» **Records shown**:
====================

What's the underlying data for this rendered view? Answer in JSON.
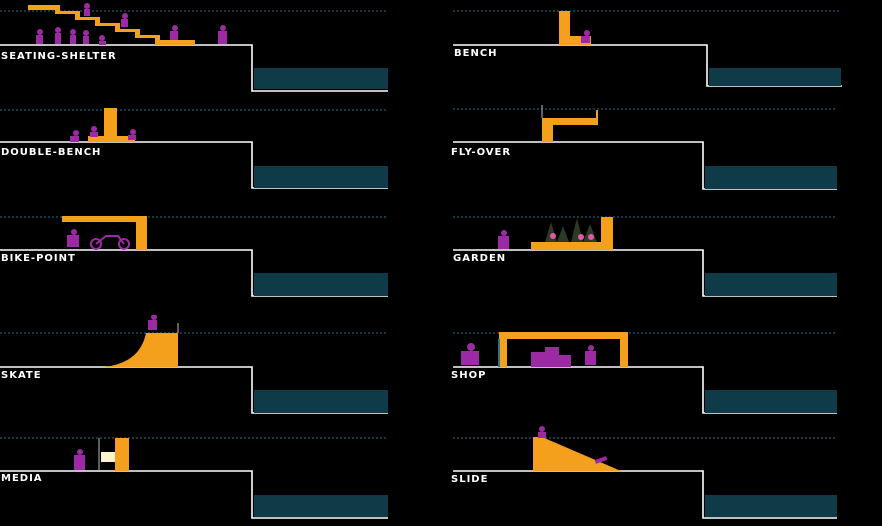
{
  "colors": {
    "background": "#000000",
    "structure": "#f5a01c",
    "figure": "#9c2aa4",
    "water": "#0f3a48",
    "line": "#ffffff",
    "dashed": "#2f6f8a"
  },
  "panels": [
    {
      "id": "seating-shelter",
      "label": "SEATING-SHELTER",
      "icon": "stepped-shelter"
    },
    {
      "id": "bench",
      "label": "BENCH",
      "icon": "bench"
    },
    {
      "id": "double-bench",
      "label": "DOUBLE-BENCH",
      "icon": "double-bench"
    },
    {
      "id": "fly-over",
      "label": "FLY-OVER",
      "icon": "fly-over"
    },
    {
      "id": "bike-point",
      "label": "BIKE-POINT",
      "icon": "bike-point"
    },
    {
      "id": "garden",
      "label": "GARDEN",
      "icon": "garden"
    },
    {
      "id": "skate",
      "label": "SKATE",
      "icon": "skate-ramp"
    },
    {
      "id": "shop",
      "label": "SHOP",
      "icon": "shop"
    },
    {
      "id": "media",
      "label": "MEDIA",
      "icon": "media-screen"
    },
    {
      "id": "slide",
      "label": "SLIDE",
      "icon": "slide"
    }
  ]
}
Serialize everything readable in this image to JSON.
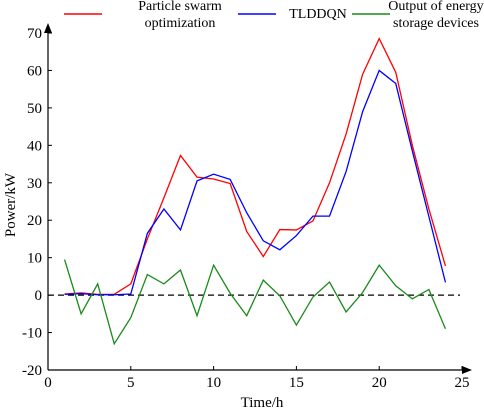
{
  "chart_data": {
    "type": "line",
    "title": "",
    "xlabel": "Time/h",
    "ylabel": "Power/kW",
    "xlim": [
      0,
      25
    ],
    "ylim": [
      -20,
      70
    ],
    "xticks": [
      0,
      5,
      10,
      15,
      20,
      25
    ],
    "yticks": [
      -20,
      -10,
      0,
      10,
      20,
      30,
      40,
      50,
      60,
      70
    ],
    "grid": false,
    "legend": "top",
    "reference_line": {
      "y": 0,
      "style": "dashed",
      "color": "#000000"
    },
    "x": [
      1,
      2,
      3,
      4,
      5,
      6,
      7,
      8,
      9,
      10,
      11,
      12,
      13,
      14,
      15,
      16,
      17,
      18,
      19,
      20,
      21,
      22,
      23,
      24
    ],
    "series": [
      {
        "name": "Particle swarm optimization",
        "color": "#ff0000",
        "values": [
          0.3,
          0.6,
          0.2,
          0.2,
          3.0,
          15.0,
          26.0,
          37.3,
          31.5,
          31.0,
          29.8,
          17.0,
          10.3,
          17.5,
          17.4,
          19.8,
          30.0,
          43.0,
          59.0,
          68.5,
          59.5,
          40.0,
          23.0,
          7.8
        ]
      },
      {
        "name": "TLDDQN",
        "color": "#0000ff",
        "values": [
          0.2,
          0.4,
          0.1,
          0.1,
          0.3,
          16.5,
          23.0,
          17.4,
          30.5,
          32.3,
          30.9,
          22.0,
          14.5,
          12.1,
          15.9,
          21.1,
          21.1,
          33.0,
          49.0,
          60.0,
          56.5,
          38.5,
          21.0,
          3.4
        ]
      },
      {
        "name": "Output of energy storage devices",
        "color": "#1a8a1a",
        "values": [
          9.5,
          -5.0,
          3.0,
          -13.0,
          -6.0,
          5.5,
          3.0,
          6.7,
          -5.5,
          8.0,
          0.5,
          -5.5,
          4.0,
          -0.2,
          -8.0,
          -0.5,
          3.5,
          -4.5,
          0.7,
          8.0,
          2.5,
          -1.0,
          1.5,
          -9.0
        ]
      }
    ]
  }
}
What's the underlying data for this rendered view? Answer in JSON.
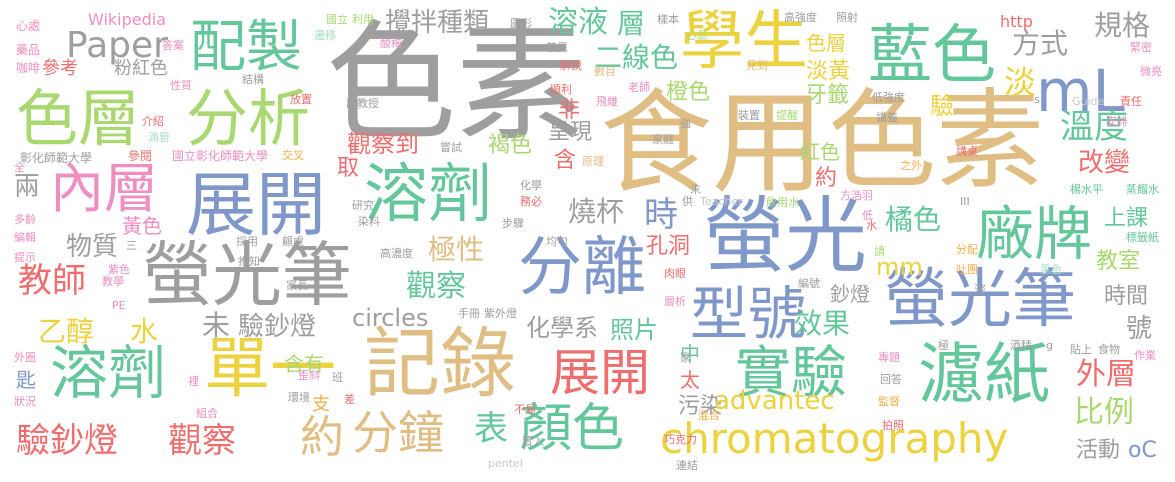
{
  "palette": {
    "gray": "#9e9e9e",
    "tan": "#e0bd83",
    "green": "#a9d871",
    "teal": "#63c79b",
    "blue": "#7f98c9",
    "pink": "#ef8ec0",
    "mint": "#a7e0c3",
    "lightgray": "#c8c8c8",
    "orange": "#f3b04a",
    "red": "#ef6d6d",
    "yellow": "#ecd23f",
    "purple": "#c89ee6",
    "sky": "#9bc8e8"
  },
  "words": [
    {
      "t": "色素",
      "c": "gray"
    },
    {
      "t": "食用",
      "c": "tan"
    },
    {
      "t": "色素",
      "c": "tan"
    },
    {
      "t": "螢光",
      "c": "blue"
    },
    {
      "t": "螢光筆",
      "c": "gray"
    },
    {
      "t": "螢光筆",
      "c": "blue"
    },
    {
      "t": "展開",
      "c": "blue"
    },
    {
      "t": "溶劑",
      "c": "teal"
    },
    {
      "t": "記錄",
      "c": "tan"
    },
    {
      "t": "單一",
      "c": "yellow"
    },
    {
      "t": "色層",
      "c": "green"
    },
    {
      "t": "分析",
      "c": "green"
    },
    {
      "t": "配製",
      "c": "teal"
    },
    {
      "t": "學生",
      "c": "yellow"
    },
    {
      "t": "藍色",
      "c": "teal"
    },
    {
      "t": "mL",
      "c": "blue"
    },
    {
      "t": "分離",
      "c": "blue"
    },
    {
      "t": "型號",
      "c": "blue"
    },
    {
      "t": "濾紙",
      "c": "teal"
    },
    {
      "t": "廠牌",
      "c": "teal"
    },
    {
      "t": "內層",
      "c": "pink"
    },
    {
      "t": "實驗",
      "c": "teal"
    },
    {
      "t": "展開",
      "c": "red"
    },
    {
      "t": "溶劑",
      "c": "teal"
    },
    {
      "t": "顏色",
      "c": "teal"
    },
    {
      "t": "分鐘",
      "c": "tan"
    },
    {
      "t": "約",
      "c": "tan"
    },
    {
      "t": "chromatography",
      "c": "yellow"
    },
    {
      "t": "Paper",
      "c": "gray"
    },
    {
      "t": "攪拌種類",
      "c": "gray"
    },
    {
      "t": "溶液",
      "c": "teal"
    },
    {
      "t": "層",
      "c": "teal"
    },
    {
      "t": "二線色",
      "c": "teal"
    },
    {
      "t": "方式",
      "c": "gray"
    },
    {
      "t": "規格",
      "c": "gray"
    },
    {
      "t": "色層",
      "c": "yellow"
    },
    {
      "t": "淡黃",
      "c": "yellow"
    },
    {
      "t": "淡",
      "c": "yellow"
    },
    {
      "t": "溫度",
      "c": "teal"
    },
    {
      "t": "改變",
      "c": "red"
    },
    {
      "t": "驗",
      "c": "yellow"
    },
    {
      "t": "牙籤",
      "c": "green"
    },
    {
      "t": "橙色",
      "c": "green"
    },
    {
      "t": "觀察到",
      "c": "red"
    },
    {
      "t": "褐色",
      "c": "green"
    },
    {
      "t": "呈現",
      "c": "gray"
    },
    {
      "t": "非",
      "c": "red"
    },
    {
      "t": "含",
      "c": "red"
    },
    {
      "t": "取",
      "c": "red"
    },
    {
      "t": "紅色",
      "c": "green"
    },
    {
      "t": "約",
      "c": "red"
    },
    {
      "t": "燒杯",
      "c": "gray"
    },
    {
      "t": "時",
      "c": "blue"
    },
    {
      "t": "橘色",
      "c": "teal"
    },
    {
      "t": "上課",
      "c": "teal"
    },
    {
      "t": "教室",
      "c": "green"
    },
    {
      "t": "時間",
      "c": "gray"
    },
    {
      "t": "號",
      "c": "gray"
    },
    {
      "t": "外層",
      "c": "red"
    },
    {
      "t": "比例",
      "c": "green"
    },
    {
      "t": "活動",
      "c": "gray"
    },
    {
      "t": "oC",
      "c": "blue"
    },
    {
      "t": "物質",
      "c": "gray"
    },
    {
      "t": "黃色",
      "c": "pink"
    },
    {
      "t": "教師",
      "c": "red"
    },
    {
      "t": "極性",
      "c": "tan"
    },
    {
      "t": "觀察",
      "c": "teal"
    },
    {
      "t": "孔洞",
      "c": "red"
    },
    {
      "t": "mm",
      "c": "yellow"
    },
    {
      "t": "效果",
      "c": "teal"
    },
    {
      "t": "鈔燈",
      "c": "gray"
    },
    {
      "t": "乙醇",
      "c": "yellow"
    },
    {
      "t": "水",
      "c": "yellow"
    },
    {
      "t": "未",
      "c": "gray"
    },
    {
      "t": "驗鈔燈",
      "c": "gray"
    },
    {
      "t": "circles",
      "c": "gray"
    },
    {
      "t": "化學系",
      "c": "gray"
    },
    {
      "t": "照片",
      "c": "teal"
    },
    {
      "t": "中",
      "c": "teal"
    },
    {
      "t": "太",
      "c": "red"
    },
    {
      "t": "污染",
      "c": "gray"
    },
    {
      "t": "表",
      "c": "teal"
    },
    {
      "t": "advantec",
      "c": "yellow"
    },
    {
      "t": "驗鈔燈",
      "c": "red"
    },
    {
      "t": "觀察",
      "c": "red"
    },
    {
      "t": "含有",
      "c": "green"
    },
    {
      "t": "支",
      "c": "orange"
    },
    {
      "t": "匙",
      "c": "blue"
    },
    {
      "t": "Wikipedia",
      "c": "pink"
    },
    {
      "t": "粉紅色",
      "c": "gray"
    },
    {
      "t": "參考",
      "c": "red"
    },
    {
      "t": "http",
      "c": "red"
    },
    {
      "t": "彰化師範大學",
      "c": "gray"
    },
    {
      "t": "國立彰化師範大學",
      "c": "pink"
    },
    {
      "t": "參閱",
      "c": "red"
    },
    {
      "t": "心處",
      "c": "pink"
    },
    {
      "t": "藥品",
      "c": "pink"
    },
    {
      "t": "咖啡",
      "c": "pink"
    },
    {
      "t": "溶液",
      "c": "teal"
    },
    {
      "t": "國立",
      "c": "green"
    },
    {
      "t": "利用",
      "c": "green"
    },
    {
      "t": "遷移",
      "c": "mint"
    },
    {
      "t": "酸梅",
      "c": "pink"
    },
    {
      "t": "圖形",
      "c": "gray"
    },
    {
      "t": "樣本",
      "c": "gray"
    },
    {
      "t": "高強度",
      "c": "gray"
    },
    {
      "t": "照射",
      "c": "gray"
    },
    {
      "t": "緊密",
      "c": "pink"
    },
    {
      "t": "微亮",
      "c": "pink"
    },
    {
      "t": "責任",
      "c": "red"
    },
    {
      "t": "Guide",
      "c": "lightgray"
    },
    {
      "t": "安排",
      "c": "pink"
    },
    {
      "t": "講桌",
      "c": "red"
    },
    {
      "t": "楊水平",
      "c": "teal"
    },
    {
      "t": "蒸餾水",
      "c": "teal"
    },
    {
      "t": "標籤紙",
      "c": "teal"
    },
    {
      "t": "黑色",
      "c": "mint"
    },
    {
      "t": "吐團",
      "c": "orange"
    },
    {
      "t": "分配",
      "c": "orange"
    },
    {
      "t": "方浩羽",
      "c": "pink"
    },
    {
      "t": "飲用水",
      "c": "green"
    },
    {
      "t": "低強度",
      "c": "gray"
    },
    {
      "t": "提醒",
      "c": "green"
    },
    {
      "t": "裝置",
      "c": "gray"
    },
    {
      "t": "見到",
      "c": "tan"
    },
    {
      "t": "順利",
      "c": "red"
    },
    {
      "t": "飛離",
      "c": "pink"
    },
    {
      "t": "老師",
      "c": "pink"
    },
    {
      "t": "家庭",
      "c": "gray"
    },
    {
      "t": "原理",
      "c": "tan"
    },
    {
      "t": "嘗試",
      "c": "gray"
    },
    {
      "t": "介紹",
      "c": "red"
    },
    {
      "t": "滴管",
      "c": "mint"
    },
    {
      "t": "交叉",
      "c": "orange"
    },
    {
      "t": "放置",
      "c": "red"
    },
    {
      "t": "副教授",
      "c": "gray"
    },
    {
      "t": "結構",
      "c": "gray"
    },
    {
      "t": "性質",
      "c": "pink"
    },
    {
      "t": "答案",
      "c": "pink"
    },
    {
      "t": "差異",
      "c": "gray"
    },
    {
      "t": "解說",
      "c": "red"
    },
    {
      "t": "數目",
      "c": "tan"
    },
    {
      "t": "研究",
      "c": "gray"
    },
    {
      "t": "染料",
      "c": "gray"
    },
    {
      "t": "步驟",
      "c": "gray"
    },
    {
      "t": "均勻",
      "c": "gray"
    },
    {
      "t": "化學",
      "c": "gray"
    },
    {
      "t": "務必",
      "c": "red"
    },
    {
      "t": "Teacher",
      "c": "lightgray"
    },
    {
      "t": "供",
      "c": "gray"
    },
    {
      "t": "高濃度",
      "c": "gray"
    },
    {
      "t": "顧慮",
      "c": "gray"
    },
    {
      "t": "採用",
      "c": "gray"
    },
    {
      "t": "推知",
      "c": "gray"
    },
    {
      "t": "家長",
      "c": "gray"
    },
    {
      "t": "紫色",
      "c": "pink"
    },
    {
      "t": "教學",
      "c": "pink"
    },
    {
      "t": "PE",
      "c": "pink"
    },
    {
      "t": "多齡",
      "c": "pink"
    },
    {
      "t": "編輯",
      "c": "pink"
    },
    {
      "t": "提示",
      "c": "pink"
    },
    {
      "t": "兩",
      "c": "gray"
    },
    {
      "t": "全",
      "c": "pink"
    },
    {
      "t": "外圈",
      "c": "pink"
    },
    {
      "t": "狀況",
      "c": "pink"
    },
    {
      "t": "組合",
      "c": "pink"
    },
    {
      "t": "環境",
      "c": "gray"
    },
    {
      "t": "歪斜",
      "c": "pink"
    },
    {
      "t": "班",
      "c": "gray"
    },
    {
      "t": "差",
      "c": "red"
    },
    {
      "t": "不易",
      "c": "red"
    },
    {
      "t": "置入",
      "c": "gray"
    },
    {
      "t": "巧克力",
      "c": "red"
    },
    {
      "t": "連結",
      "c": "gray"
    },
    {
      "t": "pentel",
      "c": "lightgray"
    },
    {
      "t": "手冊",
      "c": "gray"
    },
    {
      "t": "紫外燈",
      "c": "gray"
    },
    {
      "t": "肉眼",
      "c": "red"
    },
    {
      "t": "層析",
      "c": "pink"
    },
    {
      "t": "混合",
      "c": "orange"
    },
    {
      "t": "拍照",
      "c": "red"
    },
    {
      "t": "監督",
      "c": "orange"
    },
    {
      "t": "回答",
      "c": "gray"
    },
    {
      "t": "專題",
      "c": "pink"
    },
    {
      "t": "酒精",
      "c": "gray"
    },
    {
      "t": "食物",
      "c": "gray"
    },
    {
      "t": "貼上",
      "c": "gray"
    },
    {
      "t": "作業",
      "c": "pink"
    },
    {
      "t": "深",
      "c": "gray"
    },
    {
      "t": "極",
      "c": "gray"
    },
    {
      "t": "編號",
      "c": "gray"
    },
    {
      "t": "請",
      "c": "green"
    },
    {
      "t": "水",
      "c": "red"
    },
    {
      "t": "低",
      "c": "pink"
    },
    {
      "t": "之外",
      "c": "orange"
    },
    {
      "t": "講義",
      "c": "gray"
    },
    {
      "t": "強",
      "c": "gray"
    },
    {
      "t": "家",
      "c": "gray"
    },
    {
      "t": "末",
      "c": "gray"
    },
    {
      "t": "裡",
      "c": "pink"
    },
    {
      "t": "心蕊",
      "c": "green"
    },
    {
      "t": "s",
      "c": "gray"
    },
    {
      "t": "g",
      "c": "gray"
    },
    {
      "t": "III",
      "c": "gray"
    },
    {
      "t": "三",
      "c": "gray"
    }
  ]
}
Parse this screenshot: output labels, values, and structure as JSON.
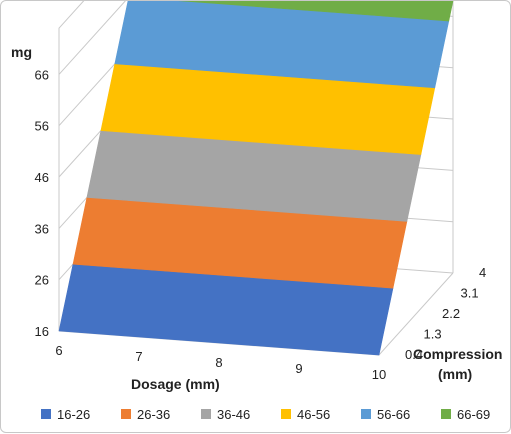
{
  "chart_data": {
    "type": "surface",
    "zlabel": "mg",
    "xlabel": "Dosage (mm)",
    "ylabel": "Compression (mm)",
    "ylabel_lines": [
      "Compression",
      "(mm)"
    ],
    "x_ticks": [
      "6",
      "7",
      "8",
      "9",
      "10"
    ],
    "y_ticks": [
      "0.4",
      "1.3",
      "2.2",
      "3.1",
      "4"
    ],
    "z_ticks": [
      "16",
      "26",
      "36",
      "46",
      "56",
      "66"
    ],
    "xlim": [
      6,
      10
    ],
    "ylim": [
      0.4,
      4
    ],
    "zlim": [
      16,
      69
    ],
    "surface": {
      "description_points": [
        {
          "dosage": 6,
          "compression": 0.4,
          "mg": 16
        },
        {
          "dosage": 10,
          "compression": 0.4,
          "mg": 16
        },
        {
          "dosage": 6,
          "compression": 4,
          "mg": 69
        },
        {
          "dosage": 10,
          "compression": 4,
          "mg": 69
        }
      ]
    },
    "bands": [
      {
        "label": "16-26",
        "from": 16,
        "to": 26,
        "color": "#4472C4"
      },
      {
        "label": "26-36",
        "from": 26,
        "to": 36,
        "color": "#ED7D31"
      },
      {
        "label": "36-46",
        "from": 36,
        "to": 46,
        "color": "#A5A5A5"
      },
      {
        "label": "46-56",
        "from": 46,
        "to": 56,
        "color": "#FFC000"
      },
      {
        "label": "56-66",
        "from": 56,
        "to": 66,
        "color": "#5B9BD5"
      },
      {
        "label": "66-69",
        "from": 66,
        "to": 69,
        "color": "#70AD47"
      }
    ],
    "legend_position": "bottom",
    "grid": true
  }
}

====================

Your task is to repeat exactly the lines from the one containing "Parse this screenshot: output" through the end of the material, both included, and only those, without pictures.

» **Result of this task**:
Parse this screenshot: output labels, values, and structure as JSON.
{
  "chart_data": {
    "type": "surface",
    "zlabel": "mg",
    "xlabel": "Dosage (mm)",
    "ylabel": "Compression (mm)",
    "ylabel_lines": [
      "Compression",
      "(mm)"
    ],
    "x_ticks": [
      "6",
      "7",
      "8",
      "9",
      "10"
    ],
    "y_ticks": [
      "0.4",
      "1.3",
      "2.2",
      "3.1",
      "4"
    ],
    "z_ticks": [
      "16",
      "26",
      "36",
      "46",
      "56",
      "66"
    ],
    "xlim": [
      6,
      10
    ],
    "ylim": [
      0.4,
      4
    ],
    "zlim": [
      16,
      69
    ],
    "surface": {
      "description_points": [
        {
          "dosage": 6,
          "compression": 0.4,
          "mg": 16
        },
        {
          "dosage": 10,
          "compression": 0.4,
          "mg": 16
        },
        {
          "dosage": 6,
          "compression": 4,
          "mg": 69
        },
        {
          "dosage": 10,
          "compression": 4,
          "mg": 69
        }
      ]
    },
    "bands": [
      {
        "label": "16-26",
        "from": 16,
        "to": 26,
        "color": "#4472C4"
      },
      {
        "label": "26-36",
        "from": 26,
        "to": 36,
        "color": "#ED7D31"
      },
      {
        "label": "36-46",
        "from": 36,
        "to": 46,
        "color": "#A5A5A5"
      },
      {
        "label": "46-56",
        "from": 46,
        "to": 56,
        "color": "#FFC000"
      },
      {
        "label": "56-66",
        "from": 56,
        "to": 66,
        "color": "#5B9BD5"
      },
      {
        "label": "66-69",
        "from": 66,
        "to": 69,
        "color": "#70AD47"
      }
    ],
    "legend_position": "bottom",
    "grid": true
  }
}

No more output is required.